▸ WRITTEN INSTRUCTION: Look through the material below. Copy every line with the string "state" in it.

▸ ENTRIES:
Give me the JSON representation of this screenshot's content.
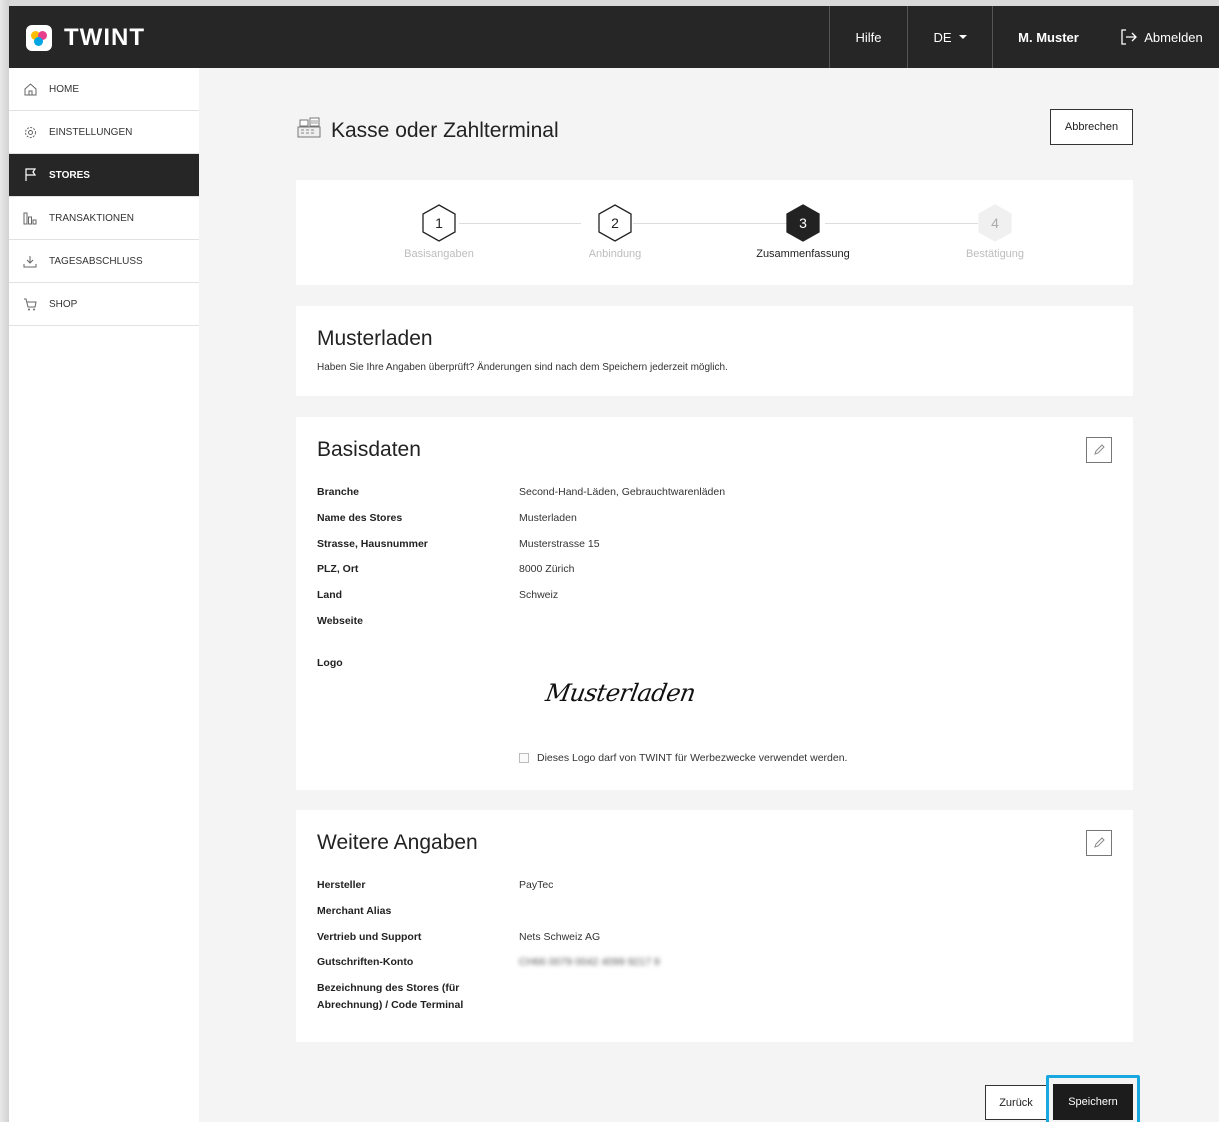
{
  "header": {
    "brand": "TWINT",
    "help": "Hilfe",
    "language": "DE",
    "user": "M. Muster",
    "logout": "Abmelden"
  },
  "sidebar": {
    "items": [
      {
        "label": "HOME",
        "icon": "home-icon"
      },
      {
        "label": "EINSTELLUNGEN",
        "icon": "gear-icon"
      },
      {
        "label": "STORES",
        "icon": "flag-icon",
        "active": true
      },
      {
        "label": "TRANSAKTIONEN",
        "icon": "bar-chart-icon"
      },
      {
        "label": "TAGESABSCHLUSS",
        "icon": "download-icon"
      },
      {
        "label": "SHOP",
        "icon": "cart-icon"
      }
    ]
  },
  "page": {
    "title": "Kasse oder Zahlterminal",
    "cancel": "Abbrechen"
  },
  "stepper": {
    "steps": [
      {
        "number": "1",
        "label": "Basisangaben",
        "state": "done"
      },
      {
        "number": "2",
        "label": "Anbindung",
        "state": "done"
      },
      {
        "number": "3",
        "label": "Zusammenfassung",
        "state": "current"
      },
      {
        "number": "4",
        "label": "Bestätigung",
        "state": "upcoming"
      }
    ]
  },
  "summary": {
    "title": "Musterladen",
    "subtitle": "Haben Sie Ihre Angaben überprüft? Änderungen sind nach dem Speichern jederzeit möglich."
  },
  "basisdaten": {
    "title": "Basisdaten",
    "rows": [
      {
        "label": "Branche",
        "value": "Second-Hand-Läden, Gebrauchtwarenläden"
      },
      {
        "label": "Name des Stores",
        "value": "Musterladen"
      },
      {
        "label": "Strasse, Hausnummer",
        "value": "Musterstrasse 15"
      },
      {
        "label": "PLZ, Ort",
        "value": "8000 Zürich"
      },
      {
        "label": "Land",
        "value": "Schweiz"
      },
      {
        "label": "Webseite",
        "value": ""
      }
    ],
    "logo_label": "Logo",
    "logo_image_text": "Musterladen",
    "logo_consent": "Dieses Logo darf von TWINT für Werbezwecke verwendet werden."
  },
  "weitere": {
    "title": "Weitere Angaben",
    "rows": [
      {
        "label": "Hersteller",
        "value": "PayTec"
      },
      {
        "label": "Merchant Alias",
        "value": ""
      },
      {
        "label": "Vertrieb und Support",
        "value": "Nets Schweiz AG"
      },
      {
        "label": "Gutschriften-Konto",
        "value": "CH66 0079 0042 4099 9217 9"
      },
      {
        "label_line1": "Bezeichnung des Stores (für",
        "label_line2": "Abrechnung) / Code Terminal",
        "value": ""
      }
    ]
  },
  "actions": {
    "back": "Zurück",
    "save": "Speichern"
  },
  "colors": {
    "header_bg": "#262626",
    "highlight": "#19a7e0"
  }
}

▸ THE RESPONSE:
        "state": "done"
        "state": "done"
        "state": "current"
        "state": "upcoming"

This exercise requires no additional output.